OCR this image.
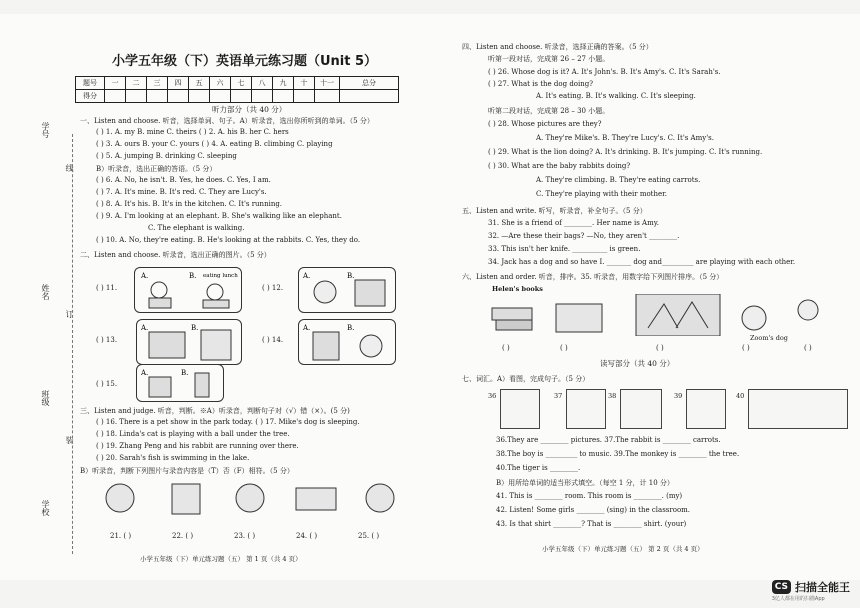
小学五年级（下）英语单元练习题（Unit 5）
题号	一	二	三	四	五	六	七	八	九	十	十一	总分
得分												
学号
线
姓名
订
班级
装
学校
听力部分（共 40 分）
一、Listen and choose. 听音，选择单词、句子。A）听录音，选出你所听到的单词。（5 分）
( ) 1. A. my B. mine C. theirs ( ) 2. A. his B. her C. hers
( ) 3. A. ours B. your C. yours ( ) 4. A. eating B. climbing C. playing
( ) 5. A. jumping B. drinking C. sleeping
B）听录音，选出正确的答语。（5 分）
( ) 6. A. No, he isn't. B. Yes, he does. C. Yes, I am.
( ) 7. A. It's mine. B. It's red. C. They are Lucy's.
( ) 8. A. It's his. B. It's in the kitchen. C. It's running.
( ) 9. A. I'm looking at an elephant. B. She's walking like an elephant.
C. The elephant is walking.
( ) 10. A. No, they're eating. B. He's looking at the rabbits. C. Yes, they do.
二、Listen and choose. 听录音，选出正确的图片。（5 分）
( ) 11.
A.	B. eating lunch
( ) 12.
A.	B.
( ) 13.
A.	B.
( ) 14.
A.	B.
( ) 15.
A.	B.
三、Listen and judge. 听音，判断。※A）听录音，判断句子对（√）错（×）。(5 分)
( ) 16. There is a pet show in the park today. ( ) 17. Mike's dog is sleeping.
( ) 18. Linda's cat is playing with a ball under the tree.
( ) 19. Zhang Peng and his rabbit are running over there.
( ) 20. Sarah's fish is swimming in the lake.
B）听录音，判断下列图片与录音内容是（T）否（F）相符。（5 分）
21. ( )	22. ( )	23. ( )	24. ( )	25. ( )
小学五年级（下）单元练习题（五） 第 1 页（共 4 页）
四、Listen and choose. 听录音，选择正确的答案。（5 分）
听第一段对话，完成第 26 – 27 小题。
( ) 26. Whose dog is it? A. It's John's. B. It's Amy's. C. It's Sarah's.
( ) 27. What is the dog doing?
A. It's eating. B. It's walking. C. It's sleeping.
听第二段对话，完成第 28 – 30 小题。
( ) 28. Whose pictures are they?
A. They're Mike's. B. They're Lucy's. C. It's Amy's.
( ) 29. What is the lion doing? A. It's drinking. B. It's jumping. C. It's running.
( ) 30. What are the baby rabbits doing?
A. They're climbing. B. They're eating carrots.
C. They're playing with their mother.
五、Listen and write. 听写，听录音，补全句子。（5 分）
31. She is a friend of ________. Her name is Amy.
32. —Are these their bags? —No, they aren't ________.
33. This isn't her knife. __________ is green.
34. Jack has a dog and so have I. _______ dog and_________ are playing with each other.
六、Listen and order. 听音，排序。35. 听录音，用数字给下列图片排序。（5 分）
Helen's books
Zoom's dog
( )	( )	( )	( )	( )
读写部分（共 40 分）
七、词汇。A）看图，完成句子。（5 分）
36	37	38	39	40
36.They are ________ pictures. 37.The rabbit is ________ carrots.
38.The boy is _________ to music. 39.The monkey is ________ the tree.
40.The tiger is ________.
B）用所给单词的适当形式填空。（每空 1 分，计 10 分）
41. This is ________ room. This room is ________. (my)
42. Listen! Some girls ________ (sing) in the classroom.
43. Is that shirt ________? That is ________ shirt. (your)
小学五年级（下）单元练习题（五） 第 2 页（共 4 页）
CS 扫描全能王
3亿人都在用的扫描App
——————
PROBLEM DESCRIPTION = Make an exact copy of the whole listing, but don't bring over any pictures.

WRITTEN ANSWER =
OCR this image.
小学五年级（下）英语单元练习题（Unit 5）
题号	一	二	三	四	五	六	七	八	九	十	十一	总分
得分												
学号
线
姓名
订
班级
装
学校
听力部分（共 40 分）
一、Listen and choose. 听音，选择单词、句子。A）听录音，选出你所听到的单词。（5 分）
( ) 1. A. my B. mine C. theirs ( ) 2. A. his B. her C. hers
( ) 3. A. ours B. your C. yours ( ) 4. A. eating B. climbing C. playing
( ) 5. A. jumping B. drinking C. sleeping
B）听录音，选出正确的答语。（5 分）
( ) 6. A. No, he isn't. B. Yes, he does. C. Yes, I am.
( ) 7. A. It's mine. B. It's red. C. They are Lucy's.
( ) 8. A. It's his. B. It's in the kitchen. C. It's running.
( ) 9. A. I'm looking at an elephant. B. She's walking like an elephant.
C. The elephant is walking.
( ) 10. A. No, they're eating. B. He's looking at the rabbits. C. Yes, they do.
二、Listen and choose. 听录音，选出正确的图片。（5 分）
( ) 11.
A.	B. eating lunch
( ) 12.
A.	B.
( ) 13.
A.	B.
( ) 14.
A.	B.
( ) 15.
A.	B.
三、Listen and judge. 听音，判断。※A）听录音，判断句子对（√）错（×）。(5 分)
( ) 16. There is a pet show in the park today. ( ) 17. Mike's dog is sleeping.
( ) 18. Linda's cat is playing with a ball under the tree.
( ) 19. Zhang Peng and his rabbit are running over there.
( ) 20. Sarah's fish is swimming in the lake.
B）听录音，判断下列图片与录音内容是（T）否（F）相符。（5 分）
21. ( )	22. ( )	23. ( )	24. ( )	25. ( )
小学五年级（下）单元练习题（五） 第 1 页（共 4 页）
四、Listen and choose. 听录音，选择正确的答案。（5 分）
听第一段对话，完成第 26 – 27 小题。
( ) 26. Whose dog is it? A. It's John's. B. It's Amy's. C. It's Sarah's.
( ) 27. What is the dog doing?
A. It's eating. B. It's walking. C. It's sleeping.
听第二段对话，完成第 28 – 30 小题。
( ) 28. Whose pictures are they?
A. They're Mike's. B. They're Lucy's. C. It's Amy's.
( ) 29. What is the lion doing? A. It's drinking. B. It's jumping. C. It's running.
( ) 30. What are the baby rabbits doing?
A. They're climbing. B. They're eating carrots.
C. They're playing with their mother.
五、Listen and write. 听写，听录音，补全句子。（5 分）
31. She is a friend of ________. Her name is Amy.
32. —Are these their bags? —No, they aren't ________.
33. This isn't her knife. __________ is green.
34. Jack has a dog and so have I. _______ dog and_________ are playing with each other.
六、Listen and order. 听音，排序。35. 听录音，用数字给下列图片排序。（5 分）
Helen's books
Zoom's dog
( )	( )	( )	( )	( )
读写部分（共 40 分）
七、词汇。A）看图，完成句子。（5 分）
36	37	38	39	40
36.They are ________ pictures. 37.The rabbit is ________ carrots.
38.The boy is _________ to music. 39.The monkey is ________ the tree.
40.The tiger is ________.
B）用所给单词的适当形式填空。（每空 1 分，计 10 分）
41. This is ________ room. This room is ________. (my)
42. Listen! Some girls ________ (sing) in the classroom.
43. Is that shirt ________? That is ________ shirt. (your)
小学五年级（下）单元练习题（五） 第 2 页（共 4 页）
CS 扫描全能王
3亿人都在用的扫描App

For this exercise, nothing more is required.